• **WRITTEN INSTRUCTION**: Tally the lines in the records underneath that contain the string "Size", and state the figure by itself.

• **THE INPUT**:
◆ ◆ ◆ ◆ ◆ ◆ ◆

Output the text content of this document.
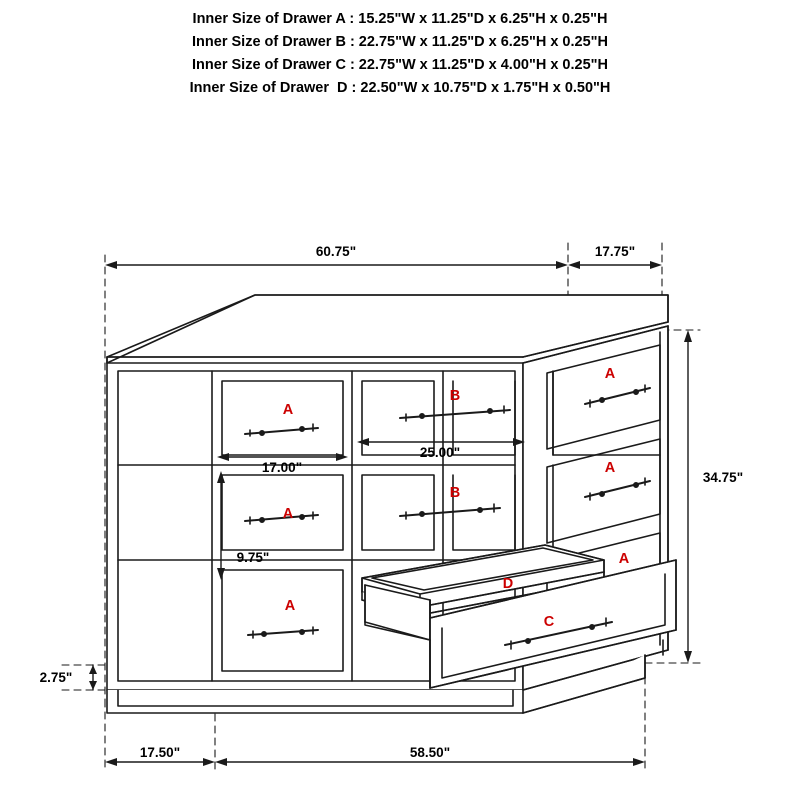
Inner Size of Drawer A : 15.25"W x 11.25"D x 6.25"H x 0.25"H
Inner Size of Drawer B : 22.75"W x 11.25"D x 6.25"H x 0.25"H
Inner Size of Drawer C : 22.75"W x 11.25"D x 4.00"H x 0.25"H
Inner Size of Drawer  D : 22.50"W x 10.75"D x 1.75"H x 0.50"H
60.75"	17.75"
34.75"
17.00"
25.00"
9.75"
2.75"
17.50"	58.50"
A
A
A
B
B
A
A
A
D
C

◆ ◆ ◆ ◆ ◆ ◆ ◆

• **ANSWER**: 4